- **Exercise aim**
Each entry below should be echoed exactly, with pictures omitted.

- **Raw records**
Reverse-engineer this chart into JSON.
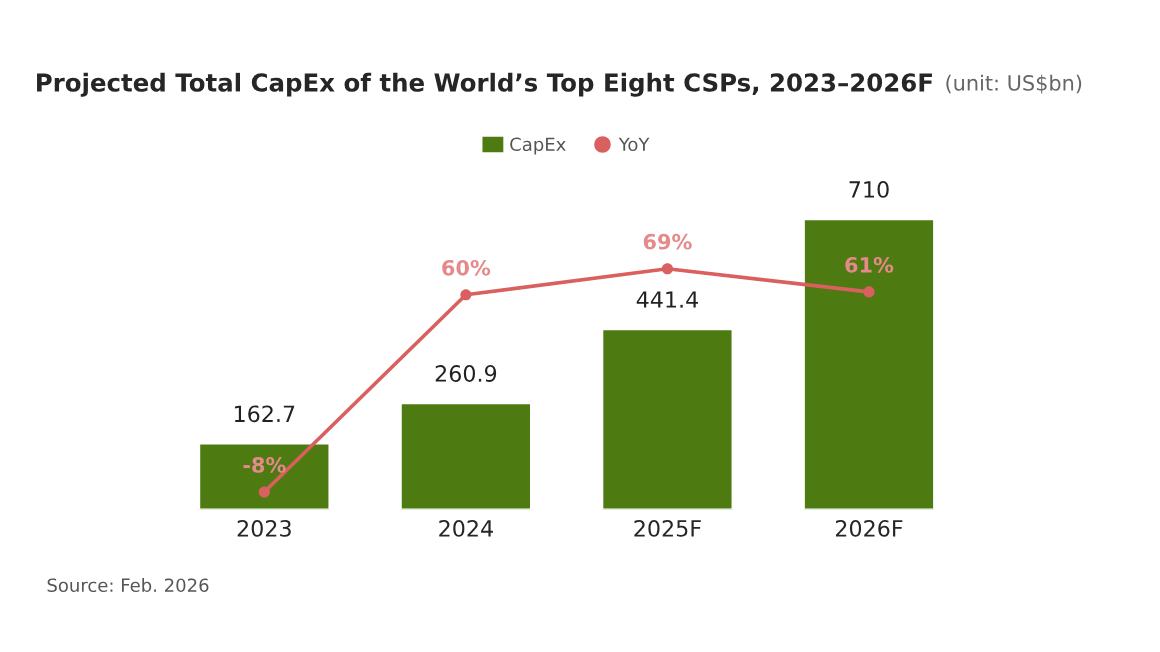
{
  "chart_data": {
    "type": "bar",
    "title": "Projected Total CapEx of the World’s Top Eight CSPs, 2023–2026F",
    "subtitle": "(unit: US$bn)",
    "categories": [
      "2023",
      "2024",
      "2025F",
      "2026F"
    ],
    "series": [
      {
        "name": "CapEx",
        "color": "#4e7a12",
        "values": [
          162.7,
          260.9,
          441.4,
          710
        ]
      },
      {
        "name": "YoY",
        "type": "line",
        "axis": "y2",
        "color": "#d9605f",
        "values": [
          -8,
          60,
          69,
          61
        ],
        "value_labels": [
          "-8%",
          "60%",
          "69%",
          "61%"
        ]
      }
    ],
    "tick_labels": "x",
    "grid": false,
    "legend": "top",
    "marker": "circle",
    "data_labels": true,
    "annotations": [
      "Source: Feb. 2026"
    ]
  }
}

- **Expected answer**
Reverse-engineer this chart into JSON.
{
  "chart_data": {
    "type": "bar",
    "title": "Projected Total CapEx of the World’s Top Eight CSPs, 2023–2026F",
    "subtitle": "(unit: US$bn)",
    "categories": [
      "2023",
      "2024",
      "2025F",
      "2026F"
    ],
    "series": [
      {
        "name": "CapEx",
        "color": "#4e7a12",
        "values": [
          162.7,
          260.9,
          441.4,
          710
        ]
      },
      {
        "name": "YoY",
        "type": "line",
        "axis": "y2",
        "color": "#d9605f",
        "values": [
          -8,
          60,
          69,
          61
        ],
        "value_labels": [
          "-8%",
          "60%",
          "69%",
          "61%"
        ]
      }
    ],
    "tick_labels": "x",
    "grid": false,
    "legend": "top",
    "marker": "circle",
    "data_labels": true,
    "annotations": [
      "Source: Feb. 2026"
    ]
  }
}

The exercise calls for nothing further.